# Problems and tasks
• 1. In the article on why B2B businesses lack honest feedback from clients, which book is cited for examples of the power of habit and the status quo?
• 2. Carry on the article about honest client feedback for B2B businesses, starting after its final line.

# Document extract
Why B2B businesses struggle for honest feedback from clients, and why they need it more!

As the saying goes, “you don’t know what you don’t know”. Sometimes what you don’t know can be doing a lot of damage. And sometimes there is opportunity hidden in current shortcomings.

But if the owners or managers of a business don’t get adequate feedback, damage goes unchecked and opportunities stay hidden. For “damage” read “lost leads, customers and revenue”. For “opportunities” read “potential new and retained customers, and revenue”.

But why would B2B businesses lack adequate feedback?

After all, Business to Business organisations can and usually do invite feedback from clients, and many businesses go to great lengths to obtain it.

But there are several factors that can prevent them receiving truthful, “warts and all” feedback, on all stages of the customer or client journey.


What hinders feedback for B2B Businesses?

So, what stops real prospects, clients and customers giving honest feedback (that makes its way all the way to the top of a B2B organisation), and why?

They found another supplier

If a potential customer or client never becomes a real one, senior managers often very little chance of finding out why. Many of these prospects could probably tell you clearly why they didn’t move ahead with your company,  but why would they? it’s not their job.


But what about your actual clients?

Inertia, Habit, and the Status quo bias

  • People who buy and use goods and services on behalf of businesses and as part of their job, are still people. They don’t like change. They like to commit to and stick to a provider they know and like (enough), rather than risk the upheaval and risk of moving to another competitor. “Better the devil you know” avoids “out of the frying pan, into the fire”.
  • The people who would be most able to provide it, aren’t focussed on giving constructive criticism to their suppliers. Like everybody else, they are busy people who have their own jobs to do.
  • For this reason, people in client businesses often learn to compromise, sometimes a lot. Who wants to be the one to put their head above the parapet and suggest changing a supplier… when it could all go horribly wrong? If things are bad enough, some brave, rare individual will do so, but most often, the status quo prevails. In most work places, there are usually more pressing day to day concerns than a supplier who isn’t perfect.

The human tendency towards habit, inertia and the status quo is incredibly powerful. It has led to fortunes being made, and to some of the most disasterous  situations in history. Some brilliant  but shocking examples of this are given in Charles Duhigg’s The Power of Habit.

They can’t remember (much)

# Data section
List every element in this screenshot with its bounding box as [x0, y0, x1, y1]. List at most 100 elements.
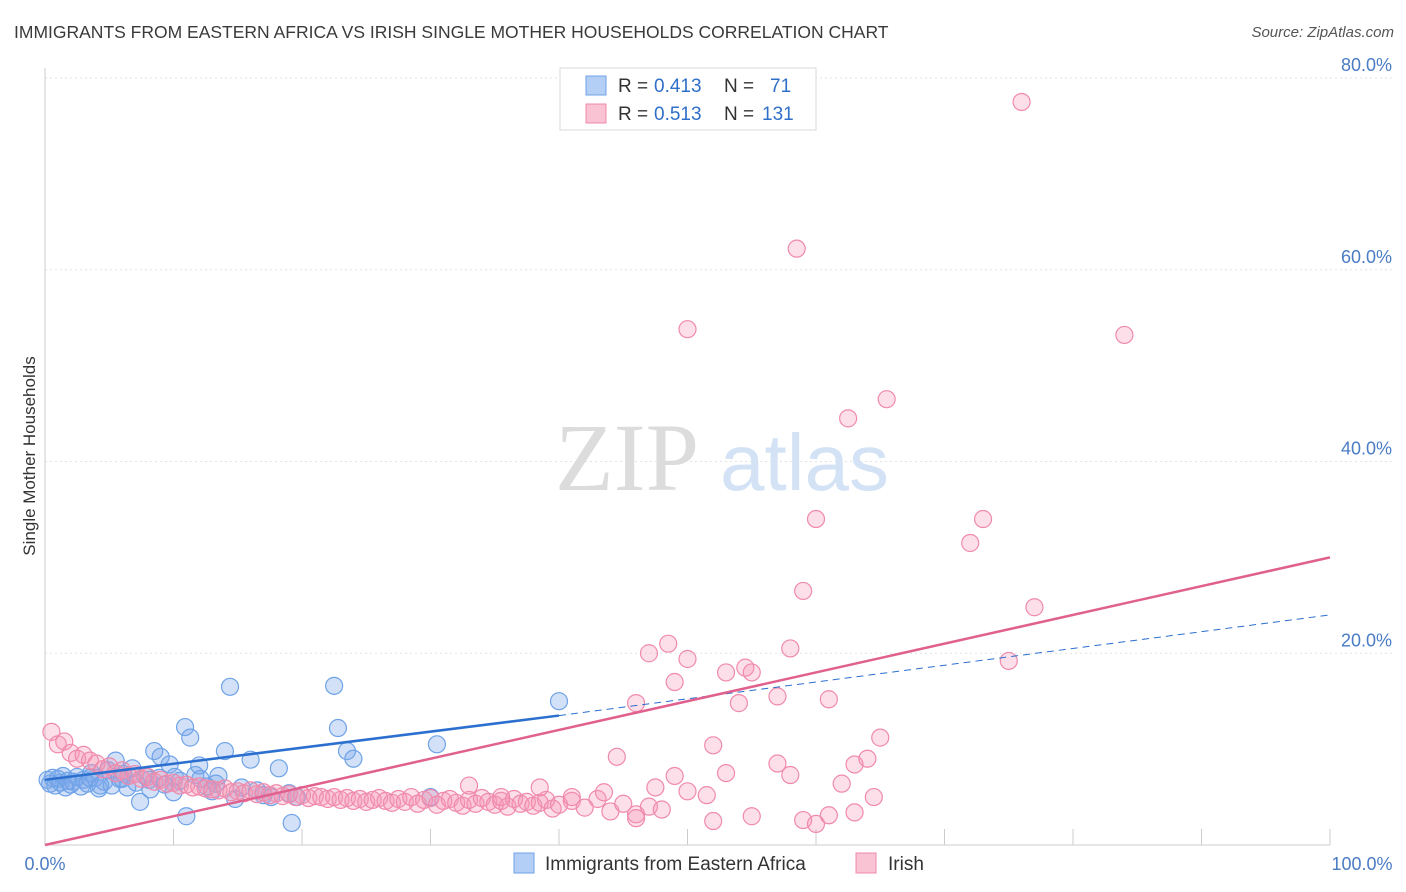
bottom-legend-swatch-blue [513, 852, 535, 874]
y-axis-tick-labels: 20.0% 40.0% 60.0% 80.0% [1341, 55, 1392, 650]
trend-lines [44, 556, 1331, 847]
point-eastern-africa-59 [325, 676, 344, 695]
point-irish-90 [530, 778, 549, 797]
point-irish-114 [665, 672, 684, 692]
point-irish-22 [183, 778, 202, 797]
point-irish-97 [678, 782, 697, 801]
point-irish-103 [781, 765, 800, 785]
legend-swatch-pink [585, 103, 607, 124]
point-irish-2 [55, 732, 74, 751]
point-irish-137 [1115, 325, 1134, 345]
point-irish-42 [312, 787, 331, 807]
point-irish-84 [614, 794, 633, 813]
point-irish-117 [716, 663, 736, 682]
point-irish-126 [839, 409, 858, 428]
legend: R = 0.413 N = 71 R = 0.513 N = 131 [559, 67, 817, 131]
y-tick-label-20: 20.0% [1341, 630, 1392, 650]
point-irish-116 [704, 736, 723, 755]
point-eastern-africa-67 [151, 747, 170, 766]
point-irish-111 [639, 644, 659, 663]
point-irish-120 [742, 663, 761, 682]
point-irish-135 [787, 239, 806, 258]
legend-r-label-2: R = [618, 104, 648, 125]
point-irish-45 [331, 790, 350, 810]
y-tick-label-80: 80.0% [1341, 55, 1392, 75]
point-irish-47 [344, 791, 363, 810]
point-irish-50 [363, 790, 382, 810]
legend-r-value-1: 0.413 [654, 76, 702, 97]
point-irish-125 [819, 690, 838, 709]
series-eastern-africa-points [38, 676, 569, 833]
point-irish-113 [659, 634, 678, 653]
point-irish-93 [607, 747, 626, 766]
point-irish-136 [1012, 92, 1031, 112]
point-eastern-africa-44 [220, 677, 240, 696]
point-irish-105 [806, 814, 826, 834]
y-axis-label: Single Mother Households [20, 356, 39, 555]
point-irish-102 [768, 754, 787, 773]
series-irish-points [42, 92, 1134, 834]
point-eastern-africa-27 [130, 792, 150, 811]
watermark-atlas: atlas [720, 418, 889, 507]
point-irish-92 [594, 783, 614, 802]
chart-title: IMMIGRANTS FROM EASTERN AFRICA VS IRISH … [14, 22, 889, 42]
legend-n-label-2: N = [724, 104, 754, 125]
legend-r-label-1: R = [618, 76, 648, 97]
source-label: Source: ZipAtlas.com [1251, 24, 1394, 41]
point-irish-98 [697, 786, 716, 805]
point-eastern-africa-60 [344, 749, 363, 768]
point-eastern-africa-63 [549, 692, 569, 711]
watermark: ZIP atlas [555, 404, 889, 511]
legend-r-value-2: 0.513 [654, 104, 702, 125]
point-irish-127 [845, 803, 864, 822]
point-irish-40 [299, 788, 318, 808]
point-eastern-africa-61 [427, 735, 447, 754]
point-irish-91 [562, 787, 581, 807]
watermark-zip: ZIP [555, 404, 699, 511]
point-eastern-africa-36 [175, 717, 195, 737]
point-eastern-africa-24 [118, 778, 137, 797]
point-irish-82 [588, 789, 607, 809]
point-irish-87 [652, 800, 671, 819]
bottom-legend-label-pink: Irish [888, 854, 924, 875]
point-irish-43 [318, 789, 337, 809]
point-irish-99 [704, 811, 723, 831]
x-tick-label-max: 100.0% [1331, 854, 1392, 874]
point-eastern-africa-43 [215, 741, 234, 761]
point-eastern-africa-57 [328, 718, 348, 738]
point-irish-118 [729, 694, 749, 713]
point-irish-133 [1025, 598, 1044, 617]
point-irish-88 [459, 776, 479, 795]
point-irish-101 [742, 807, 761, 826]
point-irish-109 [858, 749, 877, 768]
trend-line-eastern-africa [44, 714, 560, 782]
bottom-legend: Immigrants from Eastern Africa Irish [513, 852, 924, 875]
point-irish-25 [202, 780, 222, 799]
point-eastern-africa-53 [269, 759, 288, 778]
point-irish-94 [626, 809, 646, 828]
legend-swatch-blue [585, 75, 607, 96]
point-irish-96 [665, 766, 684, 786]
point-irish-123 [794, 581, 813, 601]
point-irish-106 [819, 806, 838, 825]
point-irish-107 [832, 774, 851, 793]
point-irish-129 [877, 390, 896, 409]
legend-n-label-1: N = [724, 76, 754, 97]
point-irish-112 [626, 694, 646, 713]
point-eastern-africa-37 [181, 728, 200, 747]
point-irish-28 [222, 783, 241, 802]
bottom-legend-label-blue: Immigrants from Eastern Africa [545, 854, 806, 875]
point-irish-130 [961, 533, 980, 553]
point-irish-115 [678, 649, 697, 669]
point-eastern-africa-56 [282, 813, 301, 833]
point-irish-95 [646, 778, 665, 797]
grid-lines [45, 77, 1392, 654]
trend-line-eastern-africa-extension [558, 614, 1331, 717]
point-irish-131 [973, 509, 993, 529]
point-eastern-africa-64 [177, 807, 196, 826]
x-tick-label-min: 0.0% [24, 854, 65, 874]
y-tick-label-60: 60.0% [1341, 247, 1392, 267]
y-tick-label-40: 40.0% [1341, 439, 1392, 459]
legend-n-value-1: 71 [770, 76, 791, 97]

# Answers to each task
• 1. Charles Duhigg's The Power of Habit.

• 2.
  • People forget. People forget errors, difficulties, “misunderstandings” and even downright sloppiness. They move on. People are too busy to cry over spilt milk.
  • The errors and problems might colour the overall view the customer’s staff have of the supplying organisation, but perceptions aren’t likely line up with reality, and they are likely to be coloured by other, irrelevant factors.

For a shocking look at the fallibility of our memories after an event, read The Memory Illusion by Dr Julia Shaw. Our minds do an incredible amount of “making things up”… good and bad. Confirmation bias is bound to have a huge impact on what sort of things our minds make up, as well as how we catalogue information and make conclusions about it.

They don’t want to make waves

  • Most people in a work situation simply “go along to get along”.
  • Personal relationships develop. Often, particular people at the supplier and customer ends get to know each other, or at least they will grow to be friendly and they will like each other. Our society tells us that it is wrong to “snitch” on a friend (e.g. by saying that they could do their job better).
  • If people are on friendly terms, then another obstacle appears to prevent honest feedback: the “halo effect”. People view people they like as being more competent, and simply more virtuous in every respect. They just can’t help it. (And the opposite is true – the “horns effect”).
  • Many people may feel that it just isn’t honourable or “professional” to give very honest feedback. The person or people the feeback relates to could get in trouble. What goes around comes around.

These factors can all play a part, and they can mean that even if the leadership of an organisation make a genuine effort to solicit feedback from active customers, they won’t get the cold hard truth.

But the first point highlights a challenge that’s even more challenging and concerning.

A potential buyer B2B of products of services, who looks at your business but then decides to go with a competitor, will usually NOT provide detailed and blunt feedback to the organisation(s) that they didn’t choose.

Those potential clients who went elsewhere, are normally gone forever, along with the insights they could have shared with you.


Why feedback is needed all the more

Feedback from “lost” prospects

Some level of customer or client attrition will always be a fact of life. But however healthy (or critical) that situation is in yours, it’s often been said that “new customers are the lifeblood of any business”.

So, what about those potential clients who looked your company, spoke to your team… but chose a competitor?

What could they tell you? if they had the time, the inclination or the incentive?

Probably quite a lot. and it could be priceless information.

Perhaps they could tell you about:

  • How the first time they put an online enquiry through your website, they never heard anything.
  • The first time they called, they weren’t impressed with how the call was handled.
  • How in the first conversation with a sales person, the sales person didn’t really listen to what they said.
  • How somebody didn’t follow up with them in the way that was agreed.
  • How key information hadn’t been passed on from one member of staff to another, so they’d had to repeat basic explanations that they’d already shared.
  • How the follow-up was so irrelevant they wondered “were we both part of the same conversation?”
  • How a proposal they sent had sentences relating to another company and whole sections that were irrelevant to their business.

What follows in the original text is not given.